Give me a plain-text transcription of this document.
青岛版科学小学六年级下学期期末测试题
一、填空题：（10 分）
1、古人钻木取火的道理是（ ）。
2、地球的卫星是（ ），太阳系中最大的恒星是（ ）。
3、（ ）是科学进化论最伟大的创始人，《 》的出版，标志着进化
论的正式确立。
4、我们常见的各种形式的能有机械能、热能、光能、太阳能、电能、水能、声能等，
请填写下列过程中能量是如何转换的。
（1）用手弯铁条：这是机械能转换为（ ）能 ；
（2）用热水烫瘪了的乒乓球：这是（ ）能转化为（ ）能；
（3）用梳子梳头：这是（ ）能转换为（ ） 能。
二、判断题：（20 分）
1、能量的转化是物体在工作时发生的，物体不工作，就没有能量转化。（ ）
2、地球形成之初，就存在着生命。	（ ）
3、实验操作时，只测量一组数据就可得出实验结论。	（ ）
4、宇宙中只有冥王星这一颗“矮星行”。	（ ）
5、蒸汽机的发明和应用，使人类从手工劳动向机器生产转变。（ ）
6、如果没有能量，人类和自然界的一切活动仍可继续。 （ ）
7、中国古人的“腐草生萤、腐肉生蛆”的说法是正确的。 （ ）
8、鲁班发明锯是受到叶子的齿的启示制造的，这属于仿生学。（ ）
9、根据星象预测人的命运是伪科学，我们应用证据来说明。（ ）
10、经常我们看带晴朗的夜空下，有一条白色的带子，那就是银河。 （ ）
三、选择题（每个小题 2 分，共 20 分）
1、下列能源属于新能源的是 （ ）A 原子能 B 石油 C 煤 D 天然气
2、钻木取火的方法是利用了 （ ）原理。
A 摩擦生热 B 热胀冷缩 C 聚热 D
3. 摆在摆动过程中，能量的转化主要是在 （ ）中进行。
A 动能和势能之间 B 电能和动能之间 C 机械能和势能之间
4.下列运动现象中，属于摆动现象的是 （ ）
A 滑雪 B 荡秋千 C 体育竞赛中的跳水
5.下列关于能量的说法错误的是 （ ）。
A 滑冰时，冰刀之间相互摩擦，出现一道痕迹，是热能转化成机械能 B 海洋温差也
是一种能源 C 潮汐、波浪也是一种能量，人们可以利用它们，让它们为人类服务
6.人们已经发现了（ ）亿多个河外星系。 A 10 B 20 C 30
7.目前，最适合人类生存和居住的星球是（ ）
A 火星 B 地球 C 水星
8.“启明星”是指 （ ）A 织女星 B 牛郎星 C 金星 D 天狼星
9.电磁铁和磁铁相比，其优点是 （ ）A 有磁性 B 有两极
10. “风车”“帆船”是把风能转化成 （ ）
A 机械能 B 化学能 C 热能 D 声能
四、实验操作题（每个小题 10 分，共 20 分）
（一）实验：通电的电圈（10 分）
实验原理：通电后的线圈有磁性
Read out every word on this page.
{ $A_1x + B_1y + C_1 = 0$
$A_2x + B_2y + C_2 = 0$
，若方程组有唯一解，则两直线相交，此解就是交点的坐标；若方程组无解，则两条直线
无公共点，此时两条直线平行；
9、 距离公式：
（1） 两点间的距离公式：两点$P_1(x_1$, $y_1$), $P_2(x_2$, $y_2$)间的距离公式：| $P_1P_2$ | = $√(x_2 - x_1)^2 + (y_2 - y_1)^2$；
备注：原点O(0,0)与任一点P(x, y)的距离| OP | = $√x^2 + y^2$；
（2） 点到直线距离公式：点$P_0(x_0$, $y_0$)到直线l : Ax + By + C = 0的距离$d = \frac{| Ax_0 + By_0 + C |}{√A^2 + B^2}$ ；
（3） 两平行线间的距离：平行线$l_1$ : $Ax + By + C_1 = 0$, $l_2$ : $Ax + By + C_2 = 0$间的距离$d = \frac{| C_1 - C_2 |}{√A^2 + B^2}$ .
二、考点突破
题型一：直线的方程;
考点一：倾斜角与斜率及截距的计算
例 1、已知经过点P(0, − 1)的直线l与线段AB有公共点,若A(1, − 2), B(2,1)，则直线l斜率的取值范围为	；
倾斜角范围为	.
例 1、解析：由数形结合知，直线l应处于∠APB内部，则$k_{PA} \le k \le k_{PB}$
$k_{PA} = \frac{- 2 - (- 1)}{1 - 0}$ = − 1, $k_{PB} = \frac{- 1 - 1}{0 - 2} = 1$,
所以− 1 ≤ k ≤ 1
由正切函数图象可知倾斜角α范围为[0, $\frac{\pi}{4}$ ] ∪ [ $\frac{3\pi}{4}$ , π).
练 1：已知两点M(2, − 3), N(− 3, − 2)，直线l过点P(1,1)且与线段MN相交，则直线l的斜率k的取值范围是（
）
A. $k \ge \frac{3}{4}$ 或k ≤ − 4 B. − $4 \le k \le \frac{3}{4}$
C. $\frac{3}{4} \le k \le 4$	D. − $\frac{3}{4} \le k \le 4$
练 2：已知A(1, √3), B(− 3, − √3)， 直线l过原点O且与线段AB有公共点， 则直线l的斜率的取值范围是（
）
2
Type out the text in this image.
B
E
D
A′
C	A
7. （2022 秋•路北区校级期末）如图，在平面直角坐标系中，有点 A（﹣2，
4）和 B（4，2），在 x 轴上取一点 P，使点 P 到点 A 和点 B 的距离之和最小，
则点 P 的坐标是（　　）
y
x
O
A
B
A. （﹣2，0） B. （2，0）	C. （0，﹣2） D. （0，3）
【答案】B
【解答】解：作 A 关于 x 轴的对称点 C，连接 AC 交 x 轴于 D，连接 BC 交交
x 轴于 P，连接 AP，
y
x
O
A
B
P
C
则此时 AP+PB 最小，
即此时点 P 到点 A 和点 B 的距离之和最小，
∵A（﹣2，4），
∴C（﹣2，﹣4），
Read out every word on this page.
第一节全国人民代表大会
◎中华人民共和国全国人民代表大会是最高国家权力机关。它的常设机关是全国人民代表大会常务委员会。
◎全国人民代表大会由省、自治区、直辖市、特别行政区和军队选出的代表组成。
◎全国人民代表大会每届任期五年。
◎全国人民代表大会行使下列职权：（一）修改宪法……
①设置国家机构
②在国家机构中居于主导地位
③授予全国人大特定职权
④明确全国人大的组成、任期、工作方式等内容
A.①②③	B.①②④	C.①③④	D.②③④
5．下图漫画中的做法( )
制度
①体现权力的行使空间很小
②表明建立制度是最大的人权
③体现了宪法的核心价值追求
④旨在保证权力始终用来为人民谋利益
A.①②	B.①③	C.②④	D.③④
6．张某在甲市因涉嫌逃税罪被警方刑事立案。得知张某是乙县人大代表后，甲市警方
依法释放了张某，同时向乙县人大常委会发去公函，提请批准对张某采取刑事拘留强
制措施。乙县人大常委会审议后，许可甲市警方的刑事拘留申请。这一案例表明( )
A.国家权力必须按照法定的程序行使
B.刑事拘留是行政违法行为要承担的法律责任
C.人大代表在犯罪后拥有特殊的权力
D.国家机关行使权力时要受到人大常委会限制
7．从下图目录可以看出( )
·····
Write the material out again word for word.

(Response for this exercise)
Give me a plain-text transcription of this document.
青岛版科学小学六年级下学期期末测试题
一、填空题：（10 分）
1、古人钻木取火的道理是（ ）。
2、地球的卫星是（ ），太阳系中最大的恒星是（ ）。
3、（ ）是科学进化论最伟大的创始人，《 》的出版，标志着进化
论的正式确立。
4、我们常见的各种形式的能有机械能、热能、光能、太阳能、电能、水能、声能等，
请填写下列过程中能量是如何转换的。
（1）用手弯铁条：这是机械能转换为（ ）能 ；
（2）用热水烫瘪了的乒乓球：这是（ ）能转化为（ ）能；
（3）用梳子梳头：这是（ ）能转换为（ ） 能。
二、判断题：（20 分）
1、能量的转化是物体在工作时发生的，物体不工作，就没有能量转化。（ ）
2、地球形成之初，就存在着生命。	（ ）
3、实验操作时，只测量一组数据就可得出实验结论。	（ ）
4、宇宙中只有冥王星这一颗“矮星行”。	（ ）
5、蒸汽机的发明和应用，使人类从手工劳动向机器生产转变。（ ）
6、如果没有能量，人类和自然界的一切活动仍可继续。 （ ）
7、中国古人的“腐草生萤、腐肉生蛆”的说法是正确的。 （ ）
8、鲁班发明锯是受到叶子的齿的启示制造的，这属于仿生学。（ ）
9、根据星象预测人的命运是伪科学，我们应用证据来说明。（ ）
10、经常我们看带晴朗的夜空下，有一条白色的带子，那就是银河。 （ ）
三、选择题（每个小题 2 分，共 20 分）
1、下列能源属于新能源的是 （ ）A 原子能 B 石油 C 煤 D 天然气
2、钻木取火的方法是利用了 （ ）原理。
A 摩擦生热 B 热胀冷缩 C 聚热 D
3. 摆在摆动过程中，能量的转化主要是在 （ ）中进行。
A 动能和势能之间 B 电能和动能之间 C 机械能和势能之间
4.下列运动现象中，属于摆动现象的是 （ ）
A 滑雪 B 荡秋千 C 体育竞赛中的跳水
5.下列关于能量的说法错误的是 （ ）。
A 滑冰时，冰刀之间相互摩擦，出现一道痕迹，是热能转化成机械能 B 海洋温差也
是一种能源 C 潮汐、波浪也是一种能量，人们可以利用它们，让它们为人类服务
6.人们已经发现了（ ）亿多个河外星系。 A 10 B 20 C 30
7.目前，最适合人类生存和居住的星球是（ ）
A 火星 B 地球 C 水星
8.“启明星”是指 （ ）A 织女星 B 牛郎星 C 金星 D 天狼星
9.电磁铁和磁铁相比，其优点是 （ ）A 有磁性 B 有两极
10. “风车”“帆船”是把风能转化成 （ ）
A 机械能 B 化学能 C 热能 D 声能
四、实验操作题（每个小题 10 分，共 20 分）
（一）实验：通电的电圈（10 分）
实验原理：通电后的线圈有磁性
Read out every word on this page.
{ $A_1x + B_1y + C_1 = 0$
$A_2x + B_2y + C_2 = 0$
，若方程组有唯一解，则两直线相交，此解就是交点的坐标；若方程组无解，则两条直线
无公共点，此时两条直线平行；
9、 距离公式：
（1） 两点间的距离公式：两点$P_1(x_1$, $y_1$), $P_2(x_2$, $y_2$)间的距离公式：| $P_1P_2$ | = $√(x_2 - x_1)^2 + (y_2 - y_1)^2$；
备注：原点O(0,0)与任一点P(x, y)的距离| OP | = $√x^2 + y^2$；
（2） 点到直线距离公式：点$P_0(x_0$, $y_0$)到直线l : Ax + By + C = 0的距离$d = \frac{| Ax_0 + By_0 + C |}{√A^2 + B^2}$ ；
（3） 两平行线间的距离：平行线$l_1$ : $Ax + By + C_1 = 0$, $l_2$ : $Ax + By + C_2 = 0$间的距离$d = \frac{| C_1 - C_2 |}{√A^2 + B^2}$ .
二、考点突破
题型一：直线的方程;
考点一：倾斜角与斜率及截距的计算
例 1、已知经过点P(0, − 1)的直线l与线段AB有公共点,若A(1, − 2), B(2,1)，则直线l斜率的取值范围为	；
倾斜角范围为	.
例 1、解析：由数形结合知，直线l应处于∠APB内部，则$k_{PA} \le k \le k_{PB}$
$k_{PA} = \frac{- 2 - (- 1)}{1 - 0}$ = − 1, $k_{PB} = \frac{- 1 - 1}{0 - 2} = 1$,
所以− 1 ≤ k ≤ 1
由正切函数图象可知倾斜角α范围为[0, $\frac{\pi}{4}$ ] ∪ [ $\frac{3\pi}{4}$ , π).
练 1：已知两点M(2, − 3), N(− 3, − 2)，直线l过点P(1,1)且与线段MN相交，则直线l的斜率k的取值范围是（
）
A. $k \ge \frac{3}{4}$ 或k ≤ − 4 B. − $4 \le k \le \frac{3}{4}$
C. $\frac{3}{4} \le k \le 4$	D. − $\frac{3}{4} \le k \le 4$
练 2：已知A(1, √3), B(− 3, − √3)， 直线l过原点O且与线段AB有公共点， 则直线l的斜率的取值范围是（
）
2
Type out the text in this image.
B
E
D
A′
C	A
7. （2022 秋•路北区校级期末）如图，在平面直角坐标系中，有点 A（﹣2，
4）和 B（4，2），在 x 轴上取一点 P，使点 P 到点 A 和点 B 的距离之和最小，
则点 P 的坐标是（　　）
y
x
O
A
B
A. （﹣2，0） B. （2，0）	C. （0，﹣2） D. （0，3）
【答案】B
【解答】解：作 A 关于 x 轴的对称点 C，连接 AC 交 x 轴于 D，连接 BC 交交
x 轴于 P，连接 AP，
y
x
O
A
B
P
C
则此时 AP+PB 最小，
即此时点 P 到点 A 和点 B 的距离之和最小，
∵A（﹣2，4），
∴C（﹣2，﹣4），
Read out every word on this page.
第一节全国人民代表大会
◎中华人民共和国全国人民代表大会是最高国家权力机关。它的常设机关是全国人民代表大会常务委员会。
◎全国人民代表大会由省、自治区、直辖市、特别行政区和军队选出的代表组成。
◎全国人民代表大会每届任期五年。
◎全国人民代表大会行使下列职权：（一）修改宪法……
①设置国家机构
②在国家机构中居于主导地位
③授予全国人大特定职权
④明确全国人大的组成、任期、工作方式等内容
A.①②③	B.①②④	C.①③④	D.②③④
5．下图漫画中的做法( )
制度
①体现权力的行使空间很小
②表明建立制度是最大的人权
③体现了宪法的核心价值追求
④旨在保证权力始终用来为人民谋利益
A.①②	B.①③	C.②④	D.③④
6．张某在甲市因涉嫌逃税罪被警方刑事立案。得知张某是乙县人大代表后，甲市警方
依法释放了张某，同时向乙县人大常委会发去公函，提请批准对张某采取刑事拘留强
制措施。乙县人大常委会审议后，许可甲市警方的刑事拘留申请。这一案例表明( )
A.国家权力必须按照法定的程序行使
B.刑事拘留是行政违法行为要承担的法律责任
C.人大代表在犯罪后拥有特殊的权力
D.国家机关行使权力时要受到人大常委会限制
7．从下图目录可以看出( )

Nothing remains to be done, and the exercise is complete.